══ Text passage

Interpreter type speed comparison


Content

Types of interpreters

There are countless types of interpreters, but in this article I will focus in three: AST walking interpreters, and 2 kinds of bytecode interpreters (stack-based and register-based).

AST walking interpreters

These are one of the simplest kind, they are probably the first thing that comes to mind when writing an interpreter. After parsing the code into an Abstract Syntax Tree (a tree representation, where each node represents a statement or expression), the tree is evaluated directly, in a recursive manner. The main advantage is its simplicity, clarity, and ease of debugging. These make AST walkers a valuable learning tool, and sometimes the best choice if performance is not a consideration.

However, performance with this kind of interpreters tends to be bad. Lots of allocations are needed to build the AST (which could potentially be prevented using an arena-like structure, but that adds some complexity to the code), and evaluation is slow (moving through a tree-like structure is not very cache friendly)

Another problem is that it offers less flexibility than a VM-based approach. For example, the interpreted language uses the native language's stack for its own function calls (and also for evaluating expressions). This limits the amount of recursion and the complexity of the expressions that can be evaluated. It also makes it extremely challenging, if not impossible, to implement some things that can be implemented with a VM with an explicit instruction pointer. For example, implementing Lua coroutines or proper tail calls would be quite challenging in an AST walker

Modern languages rarely use AST walking interpreters, though very early versions of Ruby used one, before switching to a bytecode VM.

════

* Tasks to complete *
A: In the interpreter comparison, copy the passage from "However, performance with" to "very cache friendly)", substituting "heap allocations" for "allocations".
B: According to the interpreter comparison, which language used an AST walking interpreter in very early versions before switching to a bytecode VM?

══ Given data

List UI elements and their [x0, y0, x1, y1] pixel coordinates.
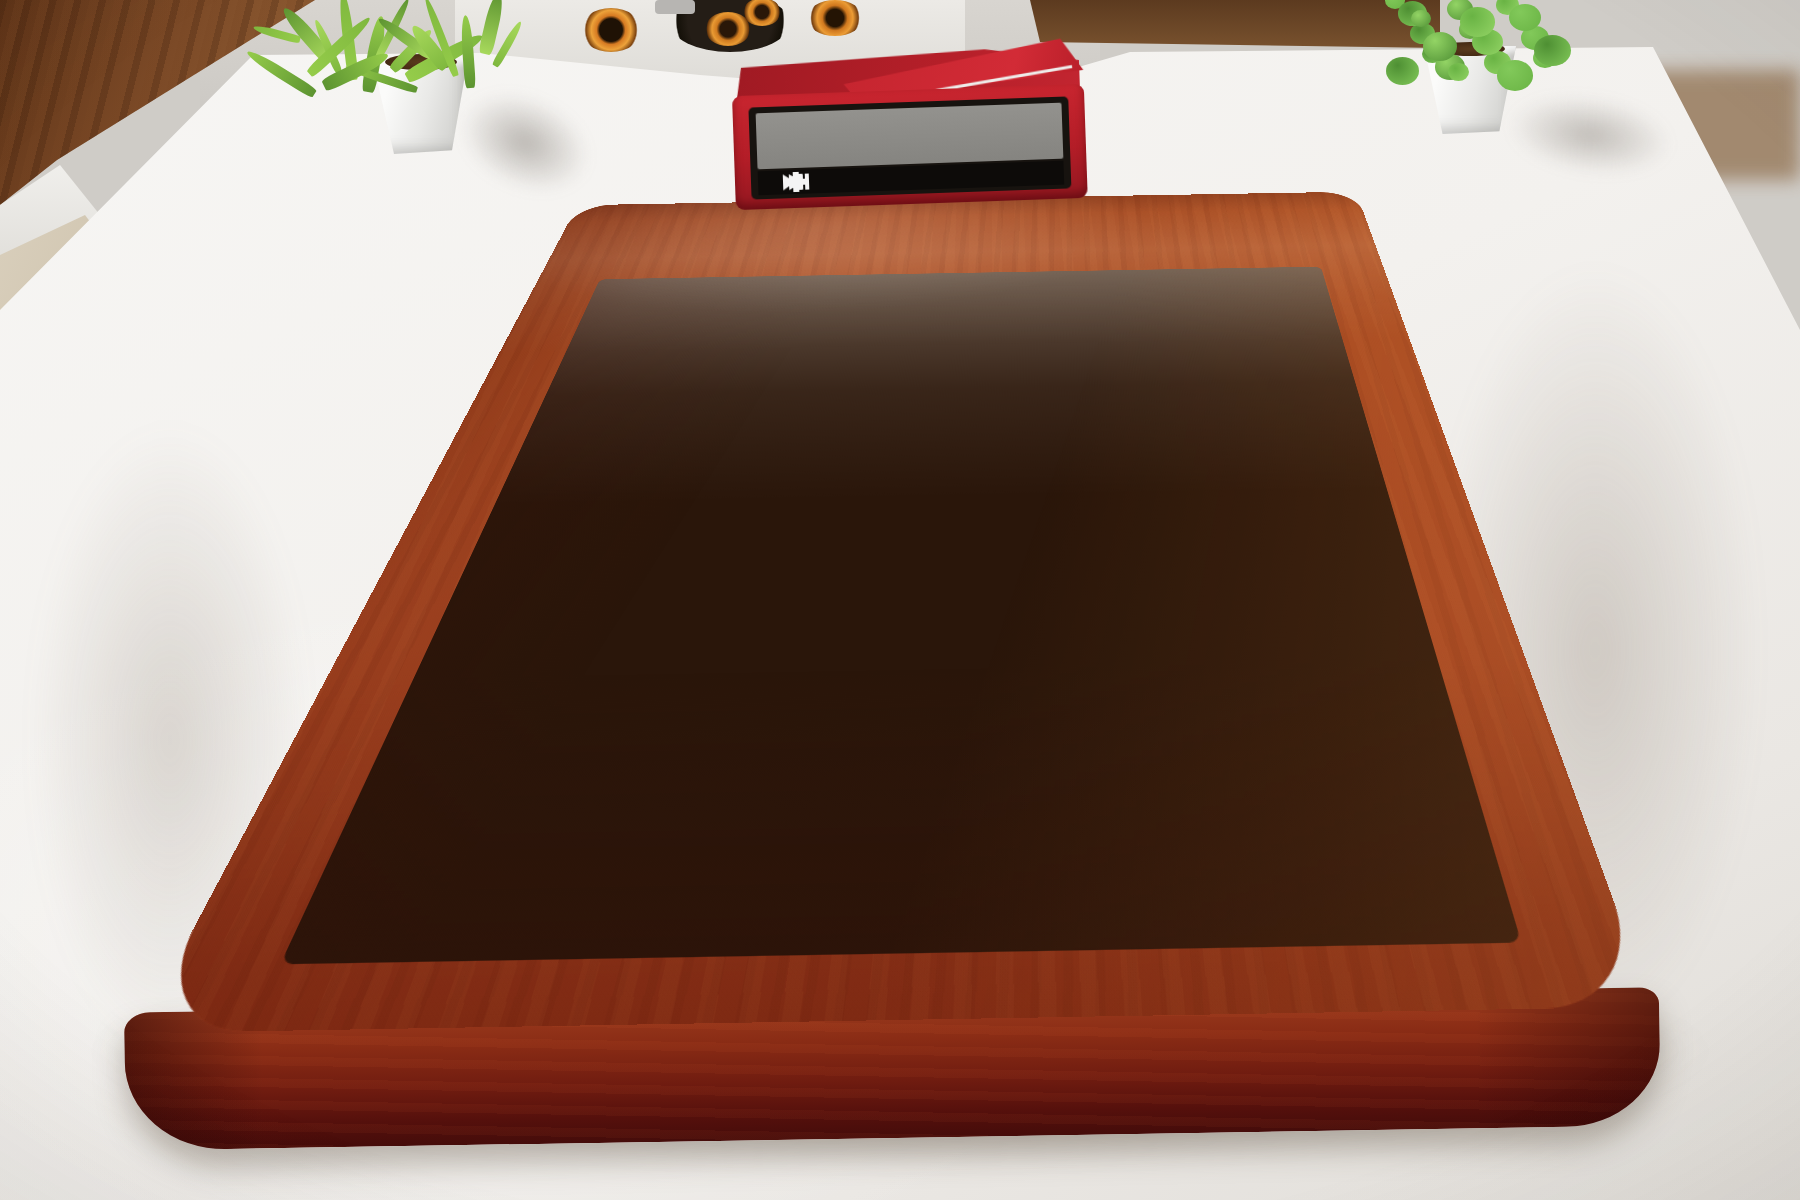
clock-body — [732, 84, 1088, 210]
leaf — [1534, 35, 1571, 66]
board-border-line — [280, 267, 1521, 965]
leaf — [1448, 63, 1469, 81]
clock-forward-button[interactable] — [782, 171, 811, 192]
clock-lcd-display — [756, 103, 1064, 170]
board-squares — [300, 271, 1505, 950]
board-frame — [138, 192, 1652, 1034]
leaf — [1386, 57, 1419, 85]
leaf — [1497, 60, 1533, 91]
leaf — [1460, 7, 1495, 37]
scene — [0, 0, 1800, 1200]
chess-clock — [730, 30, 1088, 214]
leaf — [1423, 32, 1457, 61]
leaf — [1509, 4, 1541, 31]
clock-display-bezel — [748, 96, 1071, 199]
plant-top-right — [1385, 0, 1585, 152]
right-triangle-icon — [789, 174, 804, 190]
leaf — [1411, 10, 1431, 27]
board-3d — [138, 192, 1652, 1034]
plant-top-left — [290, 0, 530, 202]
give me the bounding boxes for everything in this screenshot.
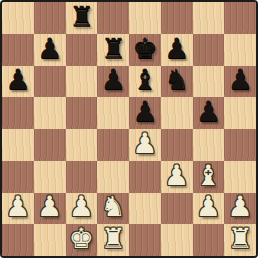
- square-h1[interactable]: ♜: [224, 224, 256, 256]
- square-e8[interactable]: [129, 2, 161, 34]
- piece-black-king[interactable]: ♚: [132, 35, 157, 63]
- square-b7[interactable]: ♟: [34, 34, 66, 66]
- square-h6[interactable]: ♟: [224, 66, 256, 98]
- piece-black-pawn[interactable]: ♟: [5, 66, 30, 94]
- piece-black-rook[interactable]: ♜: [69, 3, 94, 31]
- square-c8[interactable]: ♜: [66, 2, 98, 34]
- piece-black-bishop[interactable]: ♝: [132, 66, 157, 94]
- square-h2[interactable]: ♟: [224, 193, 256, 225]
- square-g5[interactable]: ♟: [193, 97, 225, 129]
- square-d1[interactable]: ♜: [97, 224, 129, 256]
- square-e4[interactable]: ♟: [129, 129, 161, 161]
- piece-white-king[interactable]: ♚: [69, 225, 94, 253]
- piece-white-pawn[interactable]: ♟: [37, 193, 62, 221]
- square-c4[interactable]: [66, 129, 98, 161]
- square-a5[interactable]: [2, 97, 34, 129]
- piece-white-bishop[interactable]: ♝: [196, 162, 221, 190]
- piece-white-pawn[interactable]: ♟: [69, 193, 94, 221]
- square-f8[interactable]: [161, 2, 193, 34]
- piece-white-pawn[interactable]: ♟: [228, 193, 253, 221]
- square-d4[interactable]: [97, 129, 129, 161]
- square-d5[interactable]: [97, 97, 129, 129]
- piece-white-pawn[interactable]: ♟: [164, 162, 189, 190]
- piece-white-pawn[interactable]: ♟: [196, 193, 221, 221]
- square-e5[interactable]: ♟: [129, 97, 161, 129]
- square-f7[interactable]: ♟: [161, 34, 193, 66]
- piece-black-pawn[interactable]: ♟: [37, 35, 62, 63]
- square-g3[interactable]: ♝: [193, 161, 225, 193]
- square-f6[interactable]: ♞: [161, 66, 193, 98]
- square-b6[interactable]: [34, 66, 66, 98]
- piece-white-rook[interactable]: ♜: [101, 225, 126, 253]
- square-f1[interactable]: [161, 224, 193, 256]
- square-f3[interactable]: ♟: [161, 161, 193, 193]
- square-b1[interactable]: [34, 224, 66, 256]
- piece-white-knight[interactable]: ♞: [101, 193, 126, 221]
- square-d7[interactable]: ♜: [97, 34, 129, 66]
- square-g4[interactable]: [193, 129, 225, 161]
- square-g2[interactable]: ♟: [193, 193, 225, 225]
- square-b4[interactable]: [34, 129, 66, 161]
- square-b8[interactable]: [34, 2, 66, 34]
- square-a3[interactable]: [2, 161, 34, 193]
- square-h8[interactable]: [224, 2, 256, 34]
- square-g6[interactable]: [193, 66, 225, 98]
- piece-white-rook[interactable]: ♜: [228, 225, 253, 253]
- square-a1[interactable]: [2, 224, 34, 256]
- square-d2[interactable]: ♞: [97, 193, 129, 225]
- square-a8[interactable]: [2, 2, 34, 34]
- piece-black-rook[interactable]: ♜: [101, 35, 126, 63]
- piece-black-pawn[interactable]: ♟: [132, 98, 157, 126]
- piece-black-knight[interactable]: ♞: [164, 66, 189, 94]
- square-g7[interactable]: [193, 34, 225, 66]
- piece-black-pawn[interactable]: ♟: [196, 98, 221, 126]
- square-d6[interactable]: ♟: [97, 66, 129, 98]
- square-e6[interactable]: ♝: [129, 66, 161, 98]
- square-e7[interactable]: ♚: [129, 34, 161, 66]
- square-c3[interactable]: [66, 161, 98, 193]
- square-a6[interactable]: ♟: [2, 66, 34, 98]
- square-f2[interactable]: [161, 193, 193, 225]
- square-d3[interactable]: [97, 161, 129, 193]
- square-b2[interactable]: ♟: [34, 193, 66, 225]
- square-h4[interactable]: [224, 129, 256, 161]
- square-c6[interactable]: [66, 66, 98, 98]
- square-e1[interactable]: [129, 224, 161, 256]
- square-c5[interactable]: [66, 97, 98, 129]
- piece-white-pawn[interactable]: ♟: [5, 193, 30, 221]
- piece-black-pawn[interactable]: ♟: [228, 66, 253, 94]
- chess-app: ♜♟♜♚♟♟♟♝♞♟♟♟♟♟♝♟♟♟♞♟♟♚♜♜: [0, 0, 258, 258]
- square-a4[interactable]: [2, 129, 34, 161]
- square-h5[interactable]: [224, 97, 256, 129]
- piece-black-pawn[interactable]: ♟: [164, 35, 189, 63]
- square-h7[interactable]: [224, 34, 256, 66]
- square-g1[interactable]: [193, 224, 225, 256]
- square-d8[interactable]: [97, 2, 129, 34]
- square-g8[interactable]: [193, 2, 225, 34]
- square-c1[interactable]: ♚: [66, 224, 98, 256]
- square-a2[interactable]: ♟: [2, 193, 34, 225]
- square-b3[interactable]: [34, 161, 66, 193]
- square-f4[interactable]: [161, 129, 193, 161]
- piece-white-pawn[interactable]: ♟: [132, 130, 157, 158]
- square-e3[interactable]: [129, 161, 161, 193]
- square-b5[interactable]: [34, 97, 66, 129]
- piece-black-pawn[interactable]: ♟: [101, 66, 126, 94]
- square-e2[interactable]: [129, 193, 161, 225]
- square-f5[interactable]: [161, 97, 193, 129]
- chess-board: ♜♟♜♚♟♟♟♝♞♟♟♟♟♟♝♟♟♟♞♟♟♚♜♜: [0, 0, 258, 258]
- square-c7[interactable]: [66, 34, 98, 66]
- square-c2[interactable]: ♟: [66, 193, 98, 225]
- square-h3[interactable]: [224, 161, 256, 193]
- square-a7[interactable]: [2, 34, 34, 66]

════
══ Given data

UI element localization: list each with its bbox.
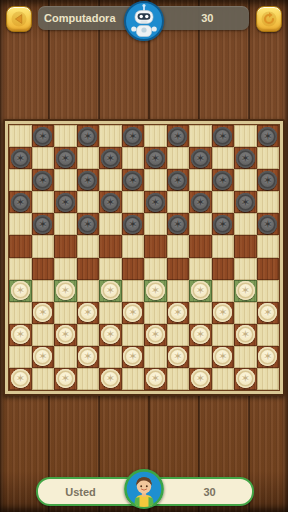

════

* Answers below *
A:
However, performance with this kind of interpreters tends to be bad. Lots of heap allocations are needed to build the AST (which could potentially be prevented using an arena-like structure, but that adds some complexity to the code), and evaluation is slow (moving through a tree-like structure is not very cache friendly)

B: Ruby